### Goal of the exercise
Please write the listing below out again exactly, leaving every picture behind.

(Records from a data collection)

^^^^^^^^

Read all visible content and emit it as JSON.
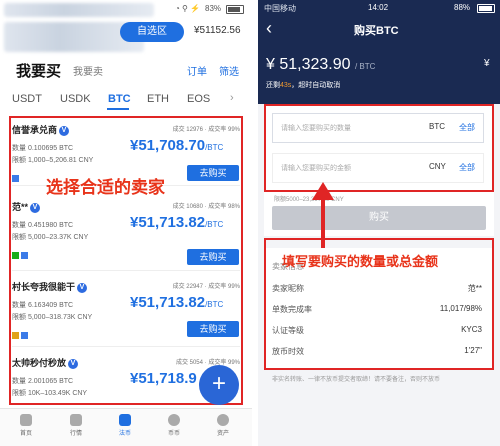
{
  "left": {
    "status": {
      "battery": "83%"
    },
    "market_tag": "自选区",
    "balance": "¥51152.56",
    "tabs": {
      "buy": "我要买",
      "sell": "我要卖",
      "orders": "订单",
      "filter": "筛选"
    },
    "coins": [
      "USDT",
      "USDK",
      "BTC",
      "ETH",
      "EOS"
    ],
    "more_icon": "chevron-right-icon",
    "annotation": "选择合适的卖家",
    "merchants": [
      {
        "name": "信誉承兑商",
        "stats": "成交 12976 · 成交率 99%",
        "qty_label": "数量",
        "qty": "0.100695 BTC",
        "limit_label": "限额",
        "limit": "1,000–5,206.81 CNY",
        "price": "¥51,708.70",
        "unit": "/BTC",
        "buy": "去购买"
      },
      {
        "name": "范**",
        "stats": "成交 10680 · 成交率 98%",
        "qty_label": "数量",
        "qty": "0.451980 BTC",
        "limit_label": "限额",
        "limit": "5,000–23.37K CNY",
        "price": "¥51,713.82",
        "unit": "/BTC",
        "buy": "去购买"
      },
      {
        "name": "村长夸我很能干",
        "stats": "成交 22947 · 成交率 99%",
        "qty_label": "数量",
        "qty": "6.163409 BTC",
        "limit_label": "限额",
        "limit": "5,000–318.73K CNY",
        "price": "¥51,713.82",
        "unit": "/BTC",
        "buy": "去购买"
      },
      {
        "name": "太帅秒付秒放",
        "stats": "成交 5054 · 成交率 99%",
        "qty_label": "数量",
        "qty": "2.001065 BTC",
        "limit_label": "限额",
        "limit": "10K–103.49K CNY",
        "price": "¥51,718.9",
        "unit": "",
        "buy": "去购买"
      }
    ],
    "fab": "+",
    "nav": [
      "首页",
      "行情",
      "法币",
      "币币",
      "资产"
    ]
  },
  "right": {
    "status": {
      "carrier": "中国移动",
      "time": "14:02",
      "battery": "88%"
    },
    "title": "购买BTC",
    "price": "¥ 51,323.90",
    "unit": "/ BTC",
    "countdown_pre": "还剩",
    "countdown_sec": "43s",
    "countdown_post": "，超时自动取消",
    "qty_placeholder": "请输入您要购买的数量",
    "qty_unit": "BTC",
    "all1": "全部",
    "amount_placeholder": "请输入您要购买的金额",
    "amount_unit": "CNY",
    "all2": "全部",
    "limit_text": "限额5000–23,397.40 CNY",
    "buy": "购买",
    "annotation": "填写要购买的数量或总金额",
    "seller_section": "卖家信息",
    "details": [
      {
        "k": "卖家昵称",
        "v": "范**"
      },
      {
        "k": "单数完成率",
        "v": "11,017/98%"
      },
      {
        "k": "认证等级",
        "v": "KYC3"
      },
      {
        "k": "放币时效",
        "v": "1'27\""
      }
    ],
    "footer": "非实名转账、一律不放币提交者取缔！请不要备注，否则不放币"
  },
  "colors": {
    "accent": "#1f6fe0",
    "header": "#1a2a52",
    "annotation": "#e02525"
  }
}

^^^^^^^^

### Written solution
Read all visible content and emit it as JSON.
{
  "left": {
    "status": {
      "battery": "83%"
    },
    "market_tag": "自选区",
    "balance": "¥51152.56",
    "tabs": {
      "buy": "我要买",
      "sell": "我要卖",
      "orders": "订单",
      "filter": "筛选"
    },
    "coins": [
      "USDT",
      "USDK",
      "BTC",
      "ETH",
      "EOS"
    ],
    "more_icon": "chevron-right-icon",
    "annotation": "选择合适的卖家",
    "merchants": [
      {
        "name": "信誉承兑商",
        "stats": "成交 12976 · 成交率 99%",
        "qty_label": "数量",
        "qty": "0.100695 BTC",
        "limit_label": "限额",
        "limit": "1,000–5,206.81 CNY",
        "price": "¥51,708.70",
        "unit": "/BTC",
        "buy": "去购买"
      },
      {
        "name": "范**",
        "stats": "成交 10680 · 成交率 98%",
        "qty_label": "数量",
        "qty": "0.451980 BTC",
        "limit_label": "限额",
        "limit": "5,000–23.37K CNY",
        "price": "¥51,713.82",
        "unit": "/BTC",
        "buy": "去购买"
      },
      {
        "name": "村长夸我很能干",
        "stats": "成交 22947 · 成交率 99%",
        "qty_label": "数量",
        "qty": "6.163409 BTC",
        "limit_label": "限额",
        "limit": "5,000–318.73K CNY",
        "price": "¥51,713.82",
        "unit": "/BTC",
        "buy": "去购买"
      },
      {
        "name": "太帅秒付秒放",
        "stats": "成交 5054 · 成交率 99%",
        "qty_label": "数量",
        "qty": "2.001065 BTC",
        "limit_label": "限额",
        "limit": "10K–103.49K CNY",
        "price": "¥51,718.9",
        "unit": "",
        "buy": "去购买"
      }
    ],
    "fab": "+",
    "nav": [
      "首页",
      "行情",
      "法币",
      "币币",
      "资产"
    ]
  },
  "right": {
    "status": {
      "carrier": "中国移动",
      "time": "14:02",
      "battery": "88%"
    },
    "title": "购买BTC",
    "price": "¥ 51,323.90",
    "unit": "/ BTC",
    "countdown_pre": "还剩",
    "countdown_sec": "43s",
    "countdown_post": "，超时自动取消",
    "qty_placeholder": "请输入您要购买的数量",
    "qty_unit": "BTC",
    "all1": "全部",
    "amount_placeholder": "请输入您要购买的金额",
    "amount_unit": "CNY",
    "all2": "全部",
    "limit_text": "限额5000–23,397.40 CNY",
    "buy": "购买",
    "annotation": "填写要购买的数量或总金额",
    "seller_section": "卖家信息",
    "details": [
      {
        "k": "卖家昵称",
        "v": "范**"
      },
      {
        "k": "单数完成率",
        "v": "11,017/98%"
      },
      {
        "k": "认证等级",
        "v": "KYC3"
      },
      {
        "k": "放币时效",
        "v": "1'27\""
      }
    ],
    "footer": "非实名转账、一律不放币提交者取缔！请不要备注，否则不放币"
  },
  "colors": {
    "accent": "#1f6fe0",
    "header": "#1a2a52",
    "annotation": "#e02525"
  }
}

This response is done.